- **Material for this exercise**
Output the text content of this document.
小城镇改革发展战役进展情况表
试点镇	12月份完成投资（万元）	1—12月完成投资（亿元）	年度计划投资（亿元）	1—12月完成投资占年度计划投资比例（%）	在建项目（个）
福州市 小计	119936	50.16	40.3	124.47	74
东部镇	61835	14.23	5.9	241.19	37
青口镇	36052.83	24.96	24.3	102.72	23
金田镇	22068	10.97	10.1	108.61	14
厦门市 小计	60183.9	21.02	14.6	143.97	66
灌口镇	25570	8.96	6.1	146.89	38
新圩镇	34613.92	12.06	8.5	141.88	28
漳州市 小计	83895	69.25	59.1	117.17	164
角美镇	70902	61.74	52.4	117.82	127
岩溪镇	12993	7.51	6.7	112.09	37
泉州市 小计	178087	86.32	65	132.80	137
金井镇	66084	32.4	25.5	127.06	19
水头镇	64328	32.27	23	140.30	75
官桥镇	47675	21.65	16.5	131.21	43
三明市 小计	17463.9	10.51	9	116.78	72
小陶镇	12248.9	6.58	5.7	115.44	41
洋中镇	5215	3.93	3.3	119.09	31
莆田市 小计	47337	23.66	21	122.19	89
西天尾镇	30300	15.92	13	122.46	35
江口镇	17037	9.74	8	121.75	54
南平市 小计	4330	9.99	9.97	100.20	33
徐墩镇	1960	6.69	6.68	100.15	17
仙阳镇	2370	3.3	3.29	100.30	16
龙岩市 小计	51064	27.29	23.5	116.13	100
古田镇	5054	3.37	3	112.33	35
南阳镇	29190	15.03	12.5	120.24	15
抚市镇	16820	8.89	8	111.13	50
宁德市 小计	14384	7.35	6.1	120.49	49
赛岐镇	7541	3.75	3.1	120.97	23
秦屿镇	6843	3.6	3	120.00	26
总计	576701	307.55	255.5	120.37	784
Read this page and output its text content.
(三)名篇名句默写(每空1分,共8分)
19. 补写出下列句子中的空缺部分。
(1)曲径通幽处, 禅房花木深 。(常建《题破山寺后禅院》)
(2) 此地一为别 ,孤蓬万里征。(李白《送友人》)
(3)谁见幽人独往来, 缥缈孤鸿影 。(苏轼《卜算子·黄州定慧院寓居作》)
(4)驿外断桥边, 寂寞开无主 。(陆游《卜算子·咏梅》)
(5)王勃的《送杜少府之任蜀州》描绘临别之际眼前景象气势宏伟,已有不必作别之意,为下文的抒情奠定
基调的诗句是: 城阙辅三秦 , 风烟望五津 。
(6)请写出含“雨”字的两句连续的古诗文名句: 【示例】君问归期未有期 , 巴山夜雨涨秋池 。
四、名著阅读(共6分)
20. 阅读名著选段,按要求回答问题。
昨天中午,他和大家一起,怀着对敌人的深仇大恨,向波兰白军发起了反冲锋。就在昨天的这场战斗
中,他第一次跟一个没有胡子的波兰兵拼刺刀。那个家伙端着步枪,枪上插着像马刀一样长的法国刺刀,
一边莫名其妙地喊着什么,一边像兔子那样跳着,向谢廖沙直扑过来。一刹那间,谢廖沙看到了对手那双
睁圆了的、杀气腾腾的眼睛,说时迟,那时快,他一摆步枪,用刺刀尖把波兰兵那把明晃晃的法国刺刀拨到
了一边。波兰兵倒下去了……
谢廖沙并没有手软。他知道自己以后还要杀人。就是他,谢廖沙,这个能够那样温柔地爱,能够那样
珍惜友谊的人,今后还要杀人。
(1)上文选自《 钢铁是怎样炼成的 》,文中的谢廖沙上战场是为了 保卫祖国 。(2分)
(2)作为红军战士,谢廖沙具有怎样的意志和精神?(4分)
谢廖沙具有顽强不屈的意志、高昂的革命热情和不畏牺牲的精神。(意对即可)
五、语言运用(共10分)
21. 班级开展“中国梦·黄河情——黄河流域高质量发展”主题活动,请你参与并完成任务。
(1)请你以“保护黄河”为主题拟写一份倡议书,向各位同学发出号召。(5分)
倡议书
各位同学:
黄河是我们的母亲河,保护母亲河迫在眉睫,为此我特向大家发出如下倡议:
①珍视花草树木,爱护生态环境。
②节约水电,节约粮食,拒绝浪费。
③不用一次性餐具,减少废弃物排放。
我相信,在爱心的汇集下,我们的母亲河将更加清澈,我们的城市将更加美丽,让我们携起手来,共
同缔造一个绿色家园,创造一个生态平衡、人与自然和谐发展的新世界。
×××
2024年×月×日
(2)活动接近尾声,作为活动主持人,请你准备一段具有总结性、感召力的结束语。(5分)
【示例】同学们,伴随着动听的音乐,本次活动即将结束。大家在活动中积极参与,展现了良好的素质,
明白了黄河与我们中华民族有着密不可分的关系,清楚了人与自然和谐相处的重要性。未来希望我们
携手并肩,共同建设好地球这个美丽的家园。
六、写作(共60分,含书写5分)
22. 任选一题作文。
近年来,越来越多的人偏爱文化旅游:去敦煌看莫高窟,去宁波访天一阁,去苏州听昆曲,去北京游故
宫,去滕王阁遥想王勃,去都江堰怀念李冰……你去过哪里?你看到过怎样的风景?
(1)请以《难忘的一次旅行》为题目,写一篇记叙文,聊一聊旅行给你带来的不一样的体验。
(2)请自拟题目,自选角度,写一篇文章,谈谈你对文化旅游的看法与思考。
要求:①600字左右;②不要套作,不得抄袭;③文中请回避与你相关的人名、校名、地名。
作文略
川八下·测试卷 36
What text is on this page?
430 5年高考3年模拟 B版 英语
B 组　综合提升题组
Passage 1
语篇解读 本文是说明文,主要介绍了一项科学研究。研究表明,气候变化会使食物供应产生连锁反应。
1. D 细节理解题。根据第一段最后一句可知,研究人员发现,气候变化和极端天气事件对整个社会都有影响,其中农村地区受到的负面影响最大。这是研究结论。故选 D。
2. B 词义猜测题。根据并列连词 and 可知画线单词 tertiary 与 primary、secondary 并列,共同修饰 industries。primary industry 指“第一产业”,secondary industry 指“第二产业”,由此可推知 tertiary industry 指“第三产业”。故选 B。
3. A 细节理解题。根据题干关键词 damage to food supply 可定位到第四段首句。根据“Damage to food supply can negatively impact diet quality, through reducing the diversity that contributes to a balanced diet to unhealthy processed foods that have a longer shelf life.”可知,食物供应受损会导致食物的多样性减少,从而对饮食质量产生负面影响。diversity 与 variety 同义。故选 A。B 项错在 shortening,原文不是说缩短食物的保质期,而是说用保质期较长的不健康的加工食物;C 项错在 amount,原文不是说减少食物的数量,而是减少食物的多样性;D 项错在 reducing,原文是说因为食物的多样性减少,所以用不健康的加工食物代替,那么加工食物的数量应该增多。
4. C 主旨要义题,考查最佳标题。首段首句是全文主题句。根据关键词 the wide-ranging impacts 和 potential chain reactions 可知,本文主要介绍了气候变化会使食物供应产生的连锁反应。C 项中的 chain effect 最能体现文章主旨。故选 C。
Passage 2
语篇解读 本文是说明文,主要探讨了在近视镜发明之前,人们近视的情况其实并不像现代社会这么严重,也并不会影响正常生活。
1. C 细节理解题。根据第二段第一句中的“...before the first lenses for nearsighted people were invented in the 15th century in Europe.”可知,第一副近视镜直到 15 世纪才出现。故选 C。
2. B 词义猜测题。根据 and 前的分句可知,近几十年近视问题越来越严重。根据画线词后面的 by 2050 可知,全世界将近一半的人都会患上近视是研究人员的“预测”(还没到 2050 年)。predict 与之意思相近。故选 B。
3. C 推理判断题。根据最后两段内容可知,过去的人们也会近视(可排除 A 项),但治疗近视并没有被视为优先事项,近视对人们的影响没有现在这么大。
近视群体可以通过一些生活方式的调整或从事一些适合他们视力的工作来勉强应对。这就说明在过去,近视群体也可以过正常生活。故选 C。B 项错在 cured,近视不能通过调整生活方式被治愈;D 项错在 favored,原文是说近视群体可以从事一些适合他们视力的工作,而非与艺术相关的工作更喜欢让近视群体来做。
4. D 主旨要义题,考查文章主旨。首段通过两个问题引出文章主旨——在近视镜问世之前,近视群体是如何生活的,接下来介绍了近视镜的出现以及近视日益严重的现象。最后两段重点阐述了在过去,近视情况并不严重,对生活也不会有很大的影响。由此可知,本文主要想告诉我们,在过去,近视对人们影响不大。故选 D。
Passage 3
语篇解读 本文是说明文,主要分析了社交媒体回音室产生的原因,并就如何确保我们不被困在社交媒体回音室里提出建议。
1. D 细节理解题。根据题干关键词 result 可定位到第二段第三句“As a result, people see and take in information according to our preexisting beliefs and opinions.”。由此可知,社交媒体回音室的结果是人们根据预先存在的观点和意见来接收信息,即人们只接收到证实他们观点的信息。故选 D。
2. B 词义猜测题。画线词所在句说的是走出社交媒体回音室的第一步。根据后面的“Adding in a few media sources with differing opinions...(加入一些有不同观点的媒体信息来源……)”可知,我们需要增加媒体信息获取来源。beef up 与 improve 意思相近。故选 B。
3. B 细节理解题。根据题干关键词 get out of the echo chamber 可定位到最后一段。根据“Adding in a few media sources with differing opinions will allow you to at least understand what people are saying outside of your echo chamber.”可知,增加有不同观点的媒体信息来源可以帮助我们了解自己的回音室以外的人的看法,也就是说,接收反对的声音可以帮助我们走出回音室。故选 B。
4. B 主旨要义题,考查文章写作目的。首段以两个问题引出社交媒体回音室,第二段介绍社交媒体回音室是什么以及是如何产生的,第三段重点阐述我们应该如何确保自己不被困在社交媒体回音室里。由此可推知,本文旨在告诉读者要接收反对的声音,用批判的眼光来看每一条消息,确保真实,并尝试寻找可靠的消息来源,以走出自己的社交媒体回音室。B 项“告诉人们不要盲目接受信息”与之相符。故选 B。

- **Task objective**
Out of the preceding entries, pull every line containing the string "text".

- **Output of the task**
Output the text content of this document.
Read this page and output its text content.
What text is on this page?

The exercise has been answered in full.